◆ Try it:
Please copy each line below that contains the word "List".

◆ Exercise material:
━━━

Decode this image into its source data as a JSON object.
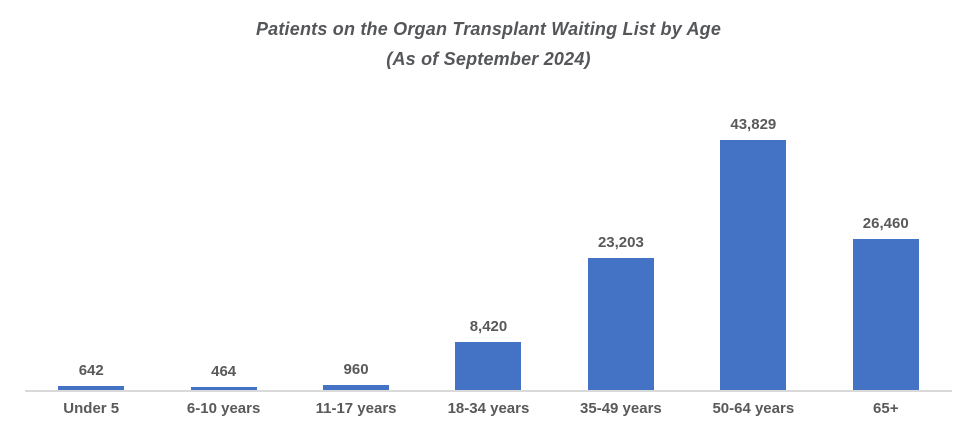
{
  "title": {
    "line1": "Patients on the Organ Transplant Waiting List by Age",
    "line2": "(As of September 2024)"
  },
  "colors": {
    "bar": "#4472C4",
    "text": "#595959",
    "title_text": "#555659",
    "axis_line": "#D9D9D9",
    "background": "#FFFFFF"
  },
  "chart_data": {
    "type": "bar",
    "title": "Patients on the Organ Transplant Waiting List by Age (As of September 2024)",
    "categories": [
      "Under 5",
      "6-10 years",
      "11-17 years",
      "18-34 years",
      "35-49 years",
      "50-64 years",
      "65+"
    ],
    "values": [
      642,
      464,
      960,
      8420,
      23203,
      43829,
      26460
    ],
    "data_labels": [
      "642",
      "464",
      "960",
      "8,420",
      "23,203",
      "43,829",
      "26,460"
    ],
    "xlabel": "",
    "ylabel": "",
    "ylim": [
      0,
      45000
    ],
    "grid": false,
    "legend": false,
    "y_axis_visible": false,
    "data_labels_visible": true,
    "orientation": "vertical"
  }
}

━━━

◆ Answer for the task:
    "line1": "Patients on the Organ Transplant Waiting List by Age",
    "title": "Patients on the Organ Transplant Waiting List by Age (As of September 2024)",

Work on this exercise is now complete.